>> START
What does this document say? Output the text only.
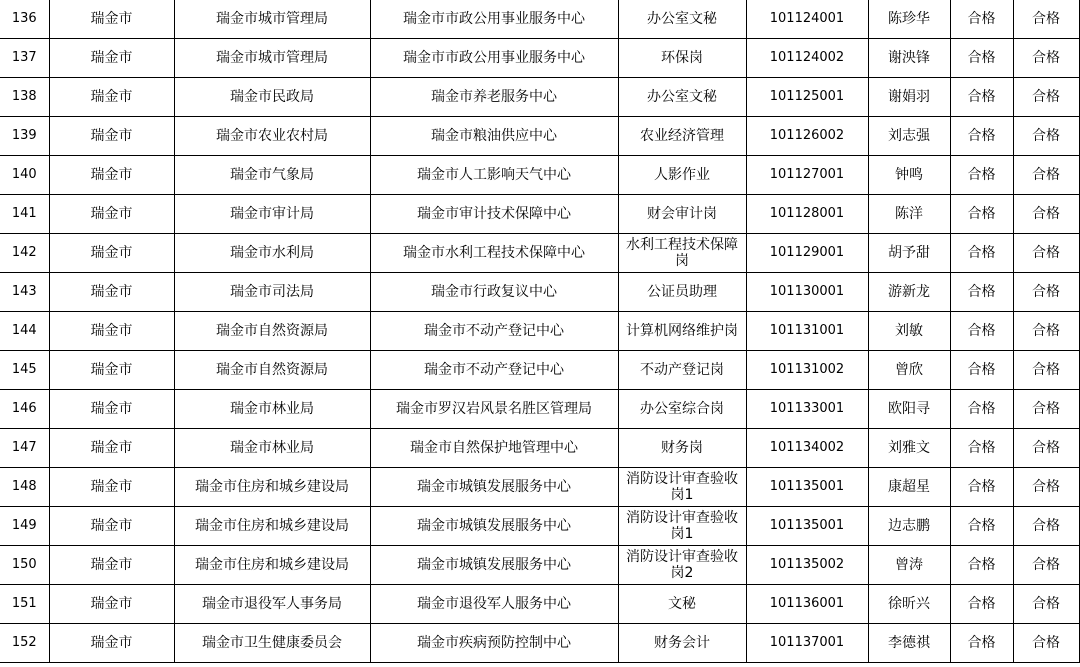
136	瑞金市	瑞金市城市管理局	瑞金市市政公用事业服务中心	办公室文秘	101124001	陈珍华	合格	合格
137	瑞金市	瑞金市城市管理局	瑞金市市政公用事业服务中心	环保岗	101124002	谢泱锋	合格	合格
138	瑞金市	瑞金市民政局	瑞金市养老服务中心	办公室文秘	101125001	谢娟羽	合格	合格
139	瑞金市	瑞金市农业农村局	瑞金市粮油供应中心	农业经济管理	101126002	刘志强	合格	合格
140	瑞金市	瑞金市气象局	瑞金市人工影响天气中心	人影作业	101127001	钟鸣	合格	合格
141	瑞金市	瑞金市审计局	瑞金市审计技术保障中心	财会审计岗	101128001	陈洋	合格	合格
142	瑞金市	瑞金市水利局	瑞金市水利工程技术保障中心	水利工程技术保障岗	101129001	胡予甜	合格	合格
143	瑞金市	瑞金市司法局	瑞金市行政复议中心	公证员助理	101130001	游新龙	合格	合格
144	瑞金市	瑞金市自然资源局	瑞金市不动产登记中心	计算机网络维护岗	101131001	刘敏	合格	合格
145	瑞金市	瑞金市自然资源局	瑞金市不动产登记中心	不动产登记岗	101131002	曾欣	合格	合格
146	瑞金市	瑞金市林业局	瑞金市罗汉岩风景名胜区管理局	办公室综合岗	101133001	欧阳寻	合格	合格
147	瑞金市	瑞金市林业局	瑞金市自然保护地管理中心	财务岗	101134002	刘雅文	合格	合格
148	瑞金市	瑞金市住房和城乡建设局	瑞金市城镇发展服务中心	消防设计审查验收岗1	101135001	康超星	合格	合格
149	瑞金市	瑞金市住房和城乡建设局	瑞金市城镇发展服务中心	消防设计审查验收岗1	101135001	边志鹏	合格	合格
150	瑞金市	瑞金市住房和城乡建设局	瑞金市城镇发展服务中心	消防设计审查验收岗2	101135002	曾涛	合格	合格
151	瑞金市	瑞金市退役军人事务局	瑞金市退役军人服务中心	文秘	101136001	徐昕兴	合格	合格
152	瑞金市	瑞金市卫生健康委员会	瑞金市疾病预防控制中心	财务会计	101137001	李德祺	合格	合格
>> END
_Instructions to follow:_
Return all of the data exactly as written, and drop the pictures.

_Finished answer:_
What does this document say? Output the text only.
136	瑞金市	瑞金市城市管理局	瑞金市市政公用事业服务中心	办公室文秘	101124001	陈珍华	合格	合格
137	瑞金市	瑞金市城市管理局	瑞金市市政公用事业服务中心	环保岗	101124002	谢泱锋	合格	合格
138	瑞金市	瑞金市民政局	瑞金市养老服务中心	办公室文秘	101125001	谢娟羽	合格	合格
139	瑞金市	瑞金市农业农村局	瑞金市粮油供应中心	农业经济管理	101126002	刘志强	合格	合格
140	瑞金市	瑞金市气象局	瑞金市人工影响天气中心	人影作业	101127001	钟鸣	合格	合格
141	瑞金市	瑞金市审计局	瑞金市审计技术保障中心	财会审计岗	101128001	陈洋	合格	合格
142	瑞金市	瑞金市水利局	瑞金市水利工程技术保障中心	水利工程技术保障岗	101129001	胡予甜	合格	合格
143	瑞金市	瑞金市司法局	瑞金市行政复议中心	公证员助理	101130001	游新龙	合格	合格
144	瑞金市	瑞金市自然资源局	瑞金市不动产登记中心	计算机网络维护岗	101131001	刘敏	合格	合格
145	瑞金市	瑞金市自然资源局	瑞金市不动产登记中心	不动产登记岗	101131002	曾欣	合格	合格
146	瑞金市	瑞金市林业局	瑞金市罗汉岩风景名胜区管理局	办公室综合岗	101133001	欧阳寻	合格	合格
147	瑞金市	瑞金市林业局	瑞金市自然保护地管理中心	财务岗	101134002	刘雅文	合格	合格
148	瑞金市	瑞金市住房和城乡建设局	瑞金市城镇发展服务中心	消防设计审查验收岗1	101135001	康超星	合格	合格
149	瑞金市	瑞金市住房和城乡建设局	瑞金市城镇发展服务中心	消防设计审查验收岗1	101135001	边志鹏	合格	合格
150	瑞金市	瑞金市住房和城乡建设局	瑞金市城镇发展服务中心	消防设计审查验收岗2	101135002	曾涛	合格	合格
151	瑞金市	瑞金市退役军人事务局	瑞金市退役军人服务中心	文秘	101136001	徐昕兴	合格	合格
152	瑞金市	瑞金市卫生健康委员会	瑞金市疾病预防控制中心	财务会计	101137001	李德祺	合格	合格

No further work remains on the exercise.